--- begin ---
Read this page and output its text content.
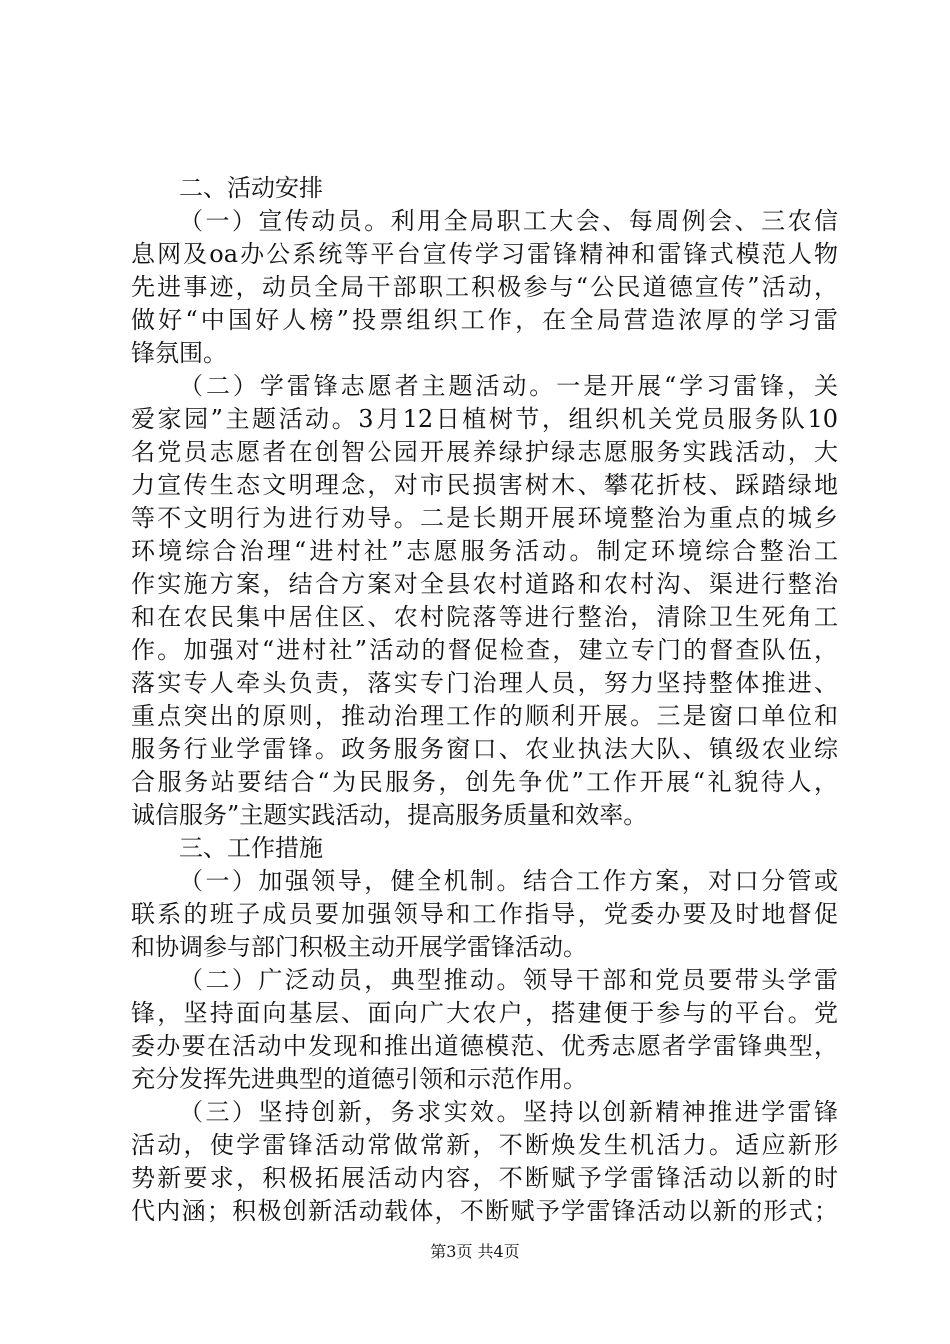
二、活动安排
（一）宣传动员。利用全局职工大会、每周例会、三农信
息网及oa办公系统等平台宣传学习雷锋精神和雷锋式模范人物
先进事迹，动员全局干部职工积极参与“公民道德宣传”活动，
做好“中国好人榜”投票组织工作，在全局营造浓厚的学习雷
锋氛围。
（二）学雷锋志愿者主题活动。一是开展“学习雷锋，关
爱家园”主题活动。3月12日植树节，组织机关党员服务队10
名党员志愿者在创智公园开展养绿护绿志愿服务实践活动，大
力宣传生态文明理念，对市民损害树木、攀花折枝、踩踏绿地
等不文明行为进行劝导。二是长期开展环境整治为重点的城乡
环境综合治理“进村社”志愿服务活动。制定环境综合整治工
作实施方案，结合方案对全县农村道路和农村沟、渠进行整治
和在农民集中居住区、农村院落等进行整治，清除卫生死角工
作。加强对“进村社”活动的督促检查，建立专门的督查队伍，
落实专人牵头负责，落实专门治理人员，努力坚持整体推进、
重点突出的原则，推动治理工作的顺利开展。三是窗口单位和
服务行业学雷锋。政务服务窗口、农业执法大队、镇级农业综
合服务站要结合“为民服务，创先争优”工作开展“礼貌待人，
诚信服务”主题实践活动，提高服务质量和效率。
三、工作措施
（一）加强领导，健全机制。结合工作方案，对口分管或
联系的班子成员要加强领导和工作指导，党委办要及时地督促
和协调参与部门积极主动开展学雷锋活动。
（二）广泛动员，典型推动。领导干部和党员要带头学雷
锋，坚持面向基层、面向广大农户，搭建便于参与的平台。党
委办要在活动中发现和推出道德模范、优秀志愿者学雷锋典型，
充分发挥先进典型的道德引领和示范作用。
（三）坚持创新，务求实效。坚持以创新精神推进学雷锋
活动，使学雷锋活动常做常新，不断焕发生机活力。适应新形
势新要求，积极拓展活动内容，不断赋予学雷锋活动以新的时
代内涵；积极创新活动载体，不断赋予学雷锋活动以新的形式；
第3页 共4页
--- end ---
--- begin ---
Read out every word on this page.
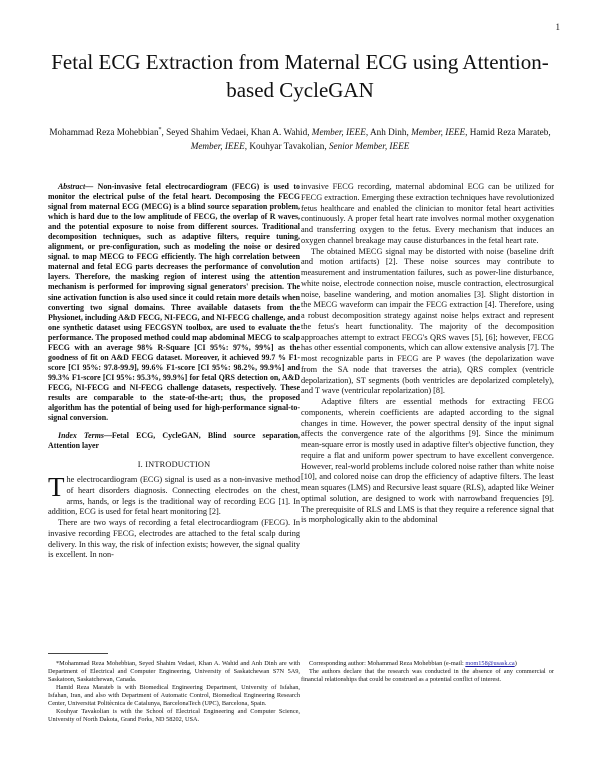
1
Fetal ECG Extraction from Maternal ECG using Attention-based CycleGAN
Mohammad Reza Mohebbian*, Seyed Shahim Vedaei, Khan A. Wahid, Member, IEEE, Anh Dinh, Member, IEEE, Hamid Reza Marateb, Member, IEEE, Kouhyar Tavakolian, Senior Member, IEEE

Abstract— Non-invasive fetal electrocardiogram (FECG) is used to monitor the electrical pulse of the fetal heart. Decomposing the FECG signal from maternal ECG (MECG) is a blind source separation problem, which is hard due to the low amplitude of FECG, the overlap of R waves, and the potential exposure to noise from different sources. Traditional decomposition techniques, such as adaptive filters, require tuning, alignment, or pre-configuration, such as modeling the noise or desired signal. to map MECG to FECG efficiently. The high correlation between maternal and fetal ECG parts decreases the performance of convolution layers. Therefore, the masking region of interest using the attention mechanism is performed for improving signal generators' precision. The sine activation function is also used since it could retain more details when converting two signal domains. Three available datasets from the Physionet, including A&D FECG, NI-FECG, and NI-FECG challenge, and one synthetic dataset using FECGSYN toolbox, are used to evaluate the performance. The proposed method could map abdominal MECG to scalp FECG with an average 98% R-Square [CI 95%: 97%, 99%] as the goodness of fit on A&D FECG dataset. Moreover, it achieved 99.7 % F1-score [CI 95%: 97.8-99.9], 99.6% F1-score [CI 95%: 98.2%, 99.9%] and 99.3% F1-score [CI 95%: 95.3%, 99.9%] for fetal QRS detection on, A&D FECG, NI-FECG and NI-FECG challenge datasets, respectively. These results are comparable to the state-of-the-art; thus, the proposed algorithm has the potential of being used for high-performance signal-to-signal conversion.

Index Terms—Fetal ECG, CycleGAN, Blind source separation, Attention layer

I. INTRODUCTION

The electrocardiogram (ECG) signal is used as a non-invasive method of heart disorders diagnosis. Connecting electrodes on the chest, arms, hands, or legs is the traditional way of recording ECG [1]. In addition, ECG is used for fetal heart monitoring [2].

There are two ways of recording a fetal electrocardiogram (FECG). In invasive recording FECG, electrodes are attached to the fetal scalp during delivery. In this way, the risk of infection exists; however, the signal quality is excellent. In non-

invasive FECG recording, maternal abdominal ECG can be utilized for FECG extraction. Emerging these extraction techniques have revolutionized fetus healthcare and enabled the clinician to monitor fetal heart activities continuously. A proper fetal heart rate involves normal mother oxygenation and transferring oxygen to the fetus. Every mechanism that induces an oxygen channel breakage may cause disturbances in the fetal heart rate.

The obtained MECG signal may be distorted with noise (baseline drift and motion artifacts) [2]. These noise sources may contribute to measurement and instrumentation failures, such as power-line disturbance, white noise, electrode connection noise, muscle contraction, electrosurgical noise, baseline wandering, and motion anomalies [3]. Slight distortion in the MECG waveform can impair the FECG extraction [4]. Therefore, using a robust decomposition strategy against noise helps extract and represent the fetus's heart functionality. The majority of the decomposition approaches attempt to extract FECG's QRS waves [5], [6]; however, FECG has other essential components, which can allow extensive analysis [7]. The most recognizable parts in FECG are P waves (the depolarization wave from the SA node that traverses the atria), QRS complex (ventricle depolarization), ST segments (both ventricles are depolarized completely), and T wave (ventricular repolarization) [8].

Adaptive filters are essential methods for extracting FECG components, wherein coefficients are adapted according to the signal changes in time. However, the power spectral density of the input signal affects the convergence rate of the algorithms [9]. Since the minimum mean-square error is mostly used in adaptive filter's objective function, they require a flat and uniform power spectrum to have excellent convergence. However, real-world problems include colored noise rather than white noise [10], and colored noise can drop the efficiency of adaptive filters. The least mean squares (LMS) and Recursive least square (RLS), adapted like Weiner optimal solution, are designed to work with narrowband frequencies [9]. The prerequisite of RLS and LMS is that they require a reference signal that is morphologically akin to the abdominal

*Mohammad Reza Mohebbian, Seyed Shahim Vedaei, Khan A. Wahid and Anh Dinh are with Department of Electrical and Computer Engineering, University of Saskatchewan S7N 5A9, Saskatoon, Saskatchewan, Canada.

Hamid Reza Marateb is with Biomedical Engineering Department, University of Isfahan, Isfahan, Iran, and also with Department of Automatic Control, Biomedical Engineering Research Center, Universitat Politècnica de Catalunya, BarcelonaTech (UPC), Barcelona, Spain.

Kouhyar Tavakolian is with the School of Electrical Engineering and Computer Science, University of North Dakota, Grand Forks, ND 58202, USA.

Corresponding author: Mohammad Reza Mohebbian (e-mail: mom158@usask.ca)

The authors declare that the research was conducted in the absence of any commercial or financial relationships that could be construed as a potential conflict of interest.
--- end ---
__Problem__.
Pick out each line containing the string "Department" and copy it.

__Response to the task__.
*Mohammad Reza Mohebbian, Seyed Shahim Vedaei, Khan A. Wahid and Anh Dinh are with Department of Electrical and Computer Engineering, University of Saskatchewan S7N 5A9, Saskatoon, Saskatchewan, Canada.
Hamid Reza Marateb is with Biomedical Engineering Department, University of Isfahan, Isfahan, Iran, and also with Department of Automatic Control, Biomedical Engineering Research Center, Universitat Politècnica de Catalunya, BarcelonaTech (UPC), Barcelona, Spain.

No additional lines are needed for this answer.